### PROMPT
Extract the full listing verbatim and drop any pictures from your copy.

### SOURCE DATA
-*-

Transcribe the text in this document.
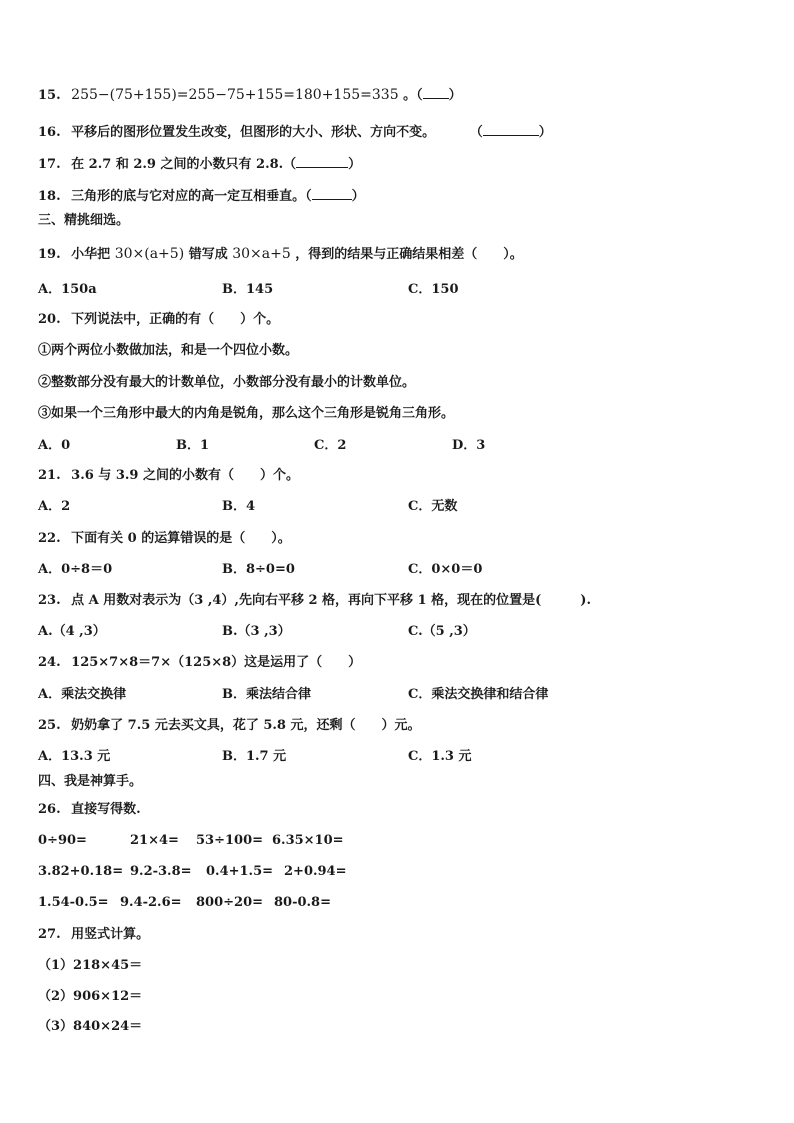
15. 255−(75+155)=255−75+155=180+155=335 。（ ）
16. 平移后的图形位置发生改变，但图形的大小、形状、方向不变。	（	）
17. 在 2.7 和 2.9 之间的小数只有 2.8.（	）
18. 三角形的底与它对应的高一定互相垂直。（	）
三、精挑细选。
19. 小华把 30×(a+5) 错写成 30×a+5 ，得到的结果与正确结果相差（　　）。
A．150a	B．145	C．150
20. 下列说法中，正确的有（　　）个。
①两个两位小数做加法，和是一个四位小数。
②整数部分没有最大的计数单位，小数部分没有最小的计数单位。
③如果一个三角形中最大的内角是锐角，那么这个三角形是锐角三角形。
A．0	B．1	C．2	D．3
21. 3.6 与 3.9 之间的小数有（　　）个。
A．2	B．4	C．无数
22. 下面有关 0 的运算错误的是（　　）。
A．0÷8＝0	B．8÷0=0	C．0×0＝0
23. 点 A 用数对表示为（3 ,4）,先向右平移 2 格，再向下平移 1 格，现在的位置是(　　　).
A.（4 ,3）	B.（3 ,3）	C.（5 ,3）
24. 125×7×8＝7×（125×8）这是运用了（　　）
A．乘法交换律	B．乘法结合律	C．乘法交换律和结合律
25. 奶奶拿了 7.5 元去买文具，花了 5.8 元，还剩（　　）元。
A．13.3 元	B．1.7 元	C．1.3 元
四、我是神算手。
26. 直接写得数.
0÷90=	21×4= 53÷100= 6.35×10=
3.82+0.18= 9.2-3.8= 0.4+1.5= 2+0.94=
1.54-0.5= 9.4-2.6= 800÷20= 80-0.8=
27. 用竖式计算。
（1）218×45＝
（2）906×12＝
（3）840×24＝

-*-

### ANSWER TO THE EXERCISE
Transcribe the text in this document.
15. 255−(75+155)=255−75+155=180+155=335 。（ ）
16. 平移后的图形位置发生改变，但图形的大小、形状、方向不变。	（	）
17. 在 2.7 和 2.9 之间的小数只有 2.8.（	）
18. 三角形的底与它对应的高一定互相垂直。（	）
三、精挑细选。
19. 小华把 30×(a+5) 错写成 30×a+5 ，得到的结果与正确结果相差（　　）。
A．150a	B．145	C．150
20. 下列说法中，正确的有（　　）个。
①两个两位小数做加法，和是一个四位小数。
②整数部分没有最大的计数单位，小数部分没有最小的计数单位。
③如果一个三角形中最大的内角是锐角，那么这个三角形是锐角三角形。
A．0	B．1	C．2	D．3
21. 3.6 与 3.9 之间的小数有（　　）个。
A．2	B．4	C．无数
22. 下面有关 0 的运算错误的是（　　）。
A．0÷8＝0	B．8÷0=0	C．0×0＝0
23. 点 A 用数对表示为（3 ,4）,先向右平移 2 格，再向下平移 1 格，现在的位置是(　　　).
A.（4 ,3）	B.（3 ,3）	C.（5 ,3）
24. 125×7×8＝7×（125×8）这是运用了（　　）
A．乘法交换律	B．乘法结合律	C．乘法交换律和结合律
25. 奶奶拿了 7.5 元去买文具，花了 5.8 元，还剩（　　）元。
A．13.3 元	B．1.7 元	C．1.3 元
四、我是神算手。
26. 直接写得数.
0÷90=	21×4= 53÷100= 6.35×10=
3.82+0.18= 9.2-3.8= 0.4+1.5= 2+0.94=
1.54-0.5= 9.4-2.6= 800÷20= 80-0.8=
27. 用竖式计算。
（1）218×45＝
（2）906×12＝
（3）840×24＝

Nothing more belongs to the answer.